* TASK GOAL
Leave out the pictures; transcribe all else exactly.

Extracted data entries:

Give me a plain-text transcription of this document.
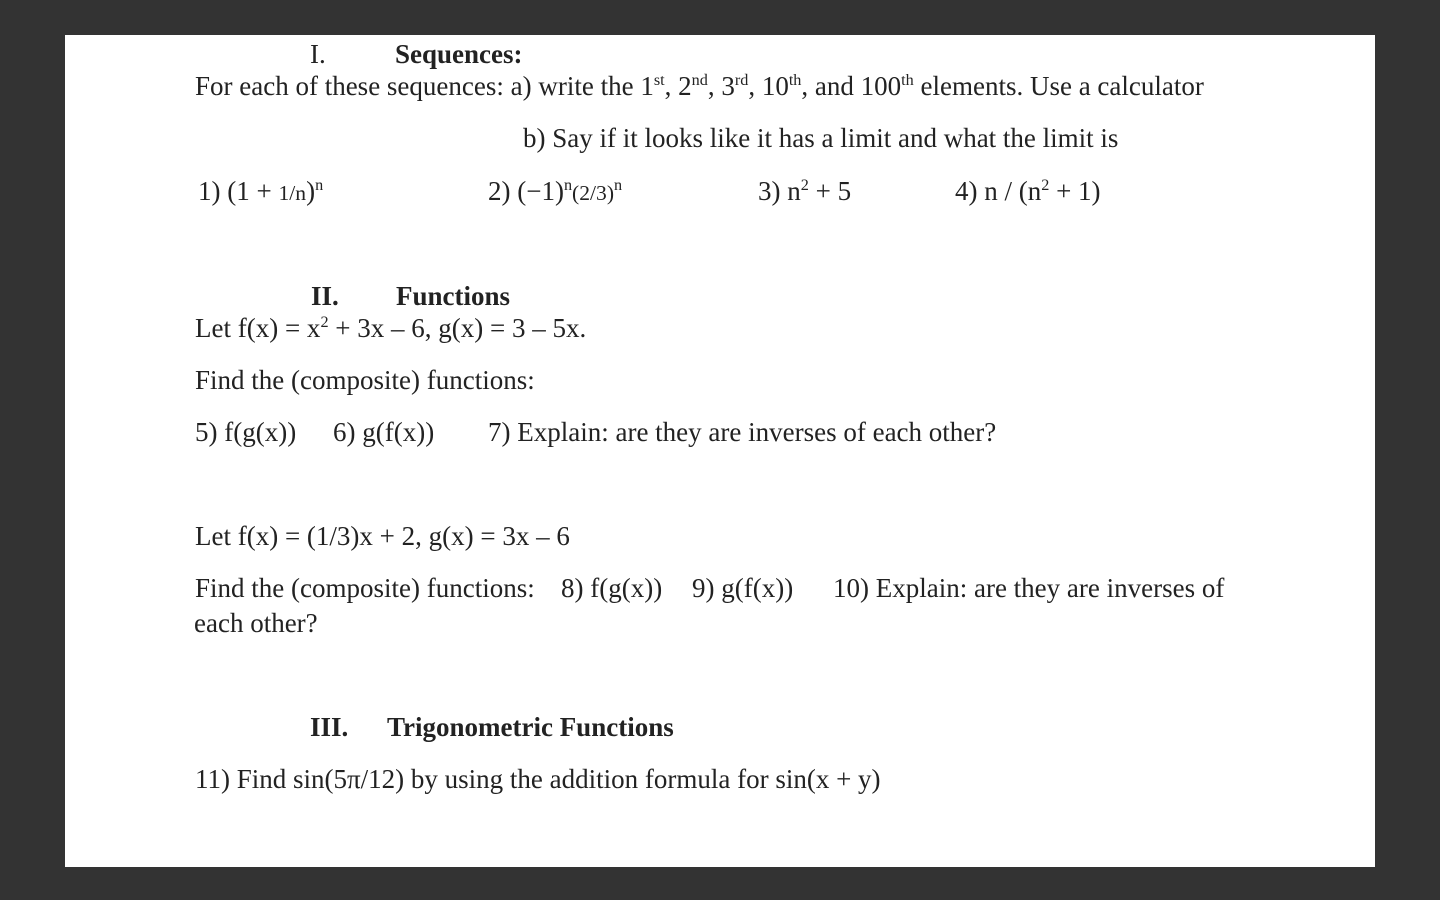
I.	Sequences:
For each of these sequences: a) write the 1st, 2nd, 3rd, 10th, and 100th elements. Use a calculator
b) Say if it looks like it has a limit and what the limit is
1) $(1 + 1/n)^n$	2) $(-1)^n(2/3)^n$	3) $n^2 + 5$	4) $n / (n^2 + 1)$
II. Functions
Let $f(x) = x^2 + 3x - 6$, g(x) = 3 – 5x.
Find the (composite) functions:
5) f(g(x)) 6) g(f(x)) 7) Explain: are they are inverses of each other?
Let f(x) = (1/3)x + 2, g(x) = 3x – 6
Find the (composite) functions: 8) f(g(x)) 9) g(f(x)) 10) Explain: are they are inverses of
each other?
III. Trigonometric Functions
11) Find sin(5π/12) by using the addition formula for sin(x + y)
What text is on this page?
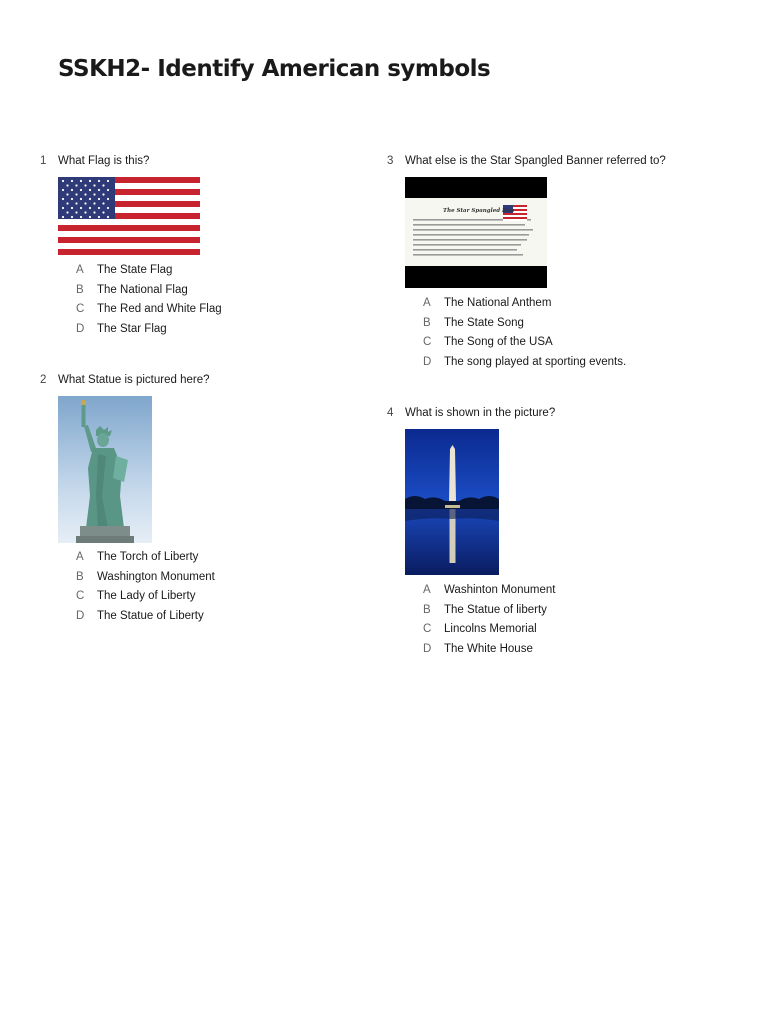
SSKH2- Identify American symbols
1	What Flag is this?
A The State Flag
B The National Flag
C The Red and White Flag
D The Star Flag
2	What Statue is pictured here?
A The Torch of Liberty
B Washington Monument
C The Lady of Liberty
D The Statue of Liberty
3	What else is the Star Spangled Banner referred to?
The Star Spangled Ban
A The National Anthem
B The State Song
C The Song of the USA
D The song played at sporting events.
4	What is shown in the picture?
A Washinton Monument
B The Statue of liberty
C Lincolns Memorial
D The White House
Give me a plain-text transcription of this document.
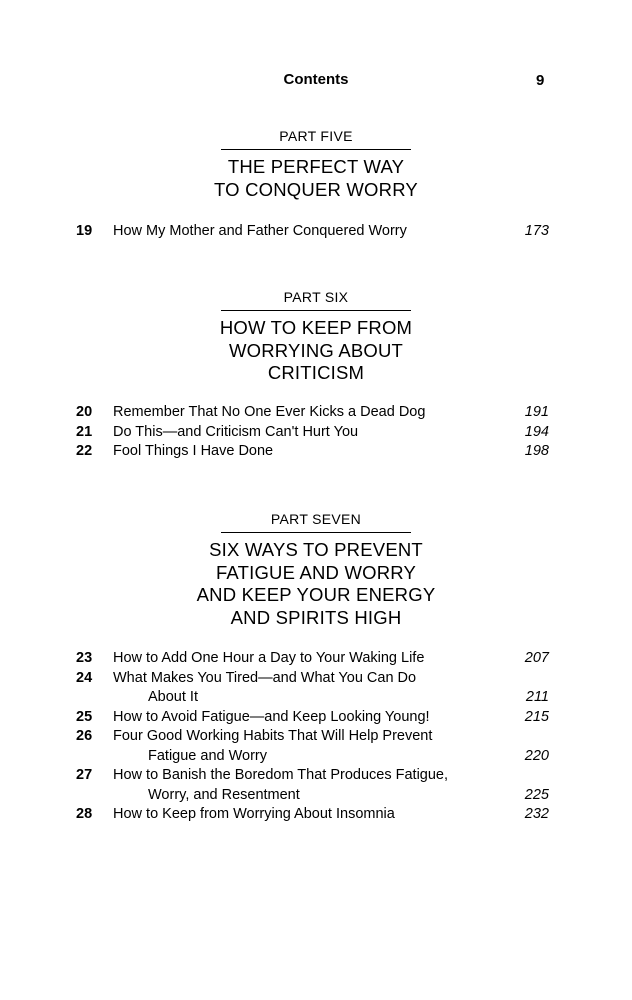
Contents	9
PART FIVE
THE PERFECT WAY
TO CONQUER WORRY
19	How My Mother and Father Conquered Worry	173
PART SIX
HOW TO KEEP FROM
WORRYING ABOUT
CRITICISM
20	Remember That No One Ever Kicks a Dead Dog	191
21	Do This—and Criticism Can't Hurt You	194
22	Fool Things I Have Done	198
PART SEVEN
SIX WAYS TO PREVENT
FATIGUE AND WORRY
AND KEEP YOUR ENERGY
AND SPIRITS HIGH
23	How to Add One Hour a Day to Your Waking Life	207
24	What Makes You Tired—and What You Can Do
About It	211
25	How to Avoid Fatigue—and Keep Looking Young!	215
26	Four Good Working Habits That Will Help Prevent
Fatigue and Worry	220
27	How to Banish the Boredom That Produces Fatigue,
Worry, and Resentment	225
28	How to Keep from Worrying About Insomnia	232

* WORKED ANSWER
Give me a plain-text transcription of this document.
I.	Sequences:
For each of these sequences: a) write the 1st, 2nd, 3rd, 10th, and 100th elements. Use a calculator
b) Say if it looks like it has a limit and what the limit is
1) $(1 + 1/n)^n$	2) $(-1)^n(2/3)^n$	3) $n^2 + 5$	4) $n / (n^2 + 1)$
II. Functions
Let $f(x) = x^2 + 3x - 6$, g(x) = 3 – 5x.
Find the (composite) functions:
5) f(g(x)) 6) g(f(x)) 7) Explain: are they are inverses of each other?
Let f(x) = (1/3)x + 2, g(x) = 3x – 6
Find the (composite) functions: 8) f(g(x)) 9) g(f(x)) 10) Explain: are they are inverses of
each other?
III. Trigonometric Functions
11) Find sin(5π/12) by using the addition formula for sin(x + y)
What text is on this page?
SSKH2- Identify American symbols
1	What Flag is this?
A The State Flag
B The National Flag
C The Red and White Flag
D The Star Flag
2	What Statue is pictured here?
A The Torch of Liberty
B Washington Monument
C The Lady of Liberty
D The Statue of Liberty
3	What else is the Star Spangled Banner referred to?
The Star Spangled Ban
A The National Anthem
B The State Song
C The Song of the USA
D The song played at sporting events.
4	What is shown in the picture?
A Washinton Monument
B The Statue of liberty
C Lincolns Memorial
D The White House
Give me a plain-text transcription of this document.
Contents	9
PART FIVE
THE PERFECT WAY
TO CONQUER WORRY
19	How My Mother and Father Conquered Worry	173
PART SIX
HOW TO KEEP FROM
WORRYING ABOUT
CRITICISM
20	Remember That No One Ever Kicks a Dead Dog	191
21	Do This—and Criticism Can't Hurt You	194
22	Fool Things I Have Done	198
PART SEVEN
SIX WAYS TO PREVENT
FATIGUE AND WORRY
AND KEEP YOUR ENERGY
AND SPIRITS HIGH
23	How to Add One Hour a Day to Your Waking Life	207
24	What Makes You Tired—and What You Can Do
About It	211
25	How to Avoid Fatigue—and Keep Looking Young!	215
26	Four Good Working Habits That Will Help Prevent
Fatigue and Worry	220
27	How to Banish the Boredom That Produces Fatigue,
Worry, and Resentment	225
28	How to Keep from Worrying About Insomnia	232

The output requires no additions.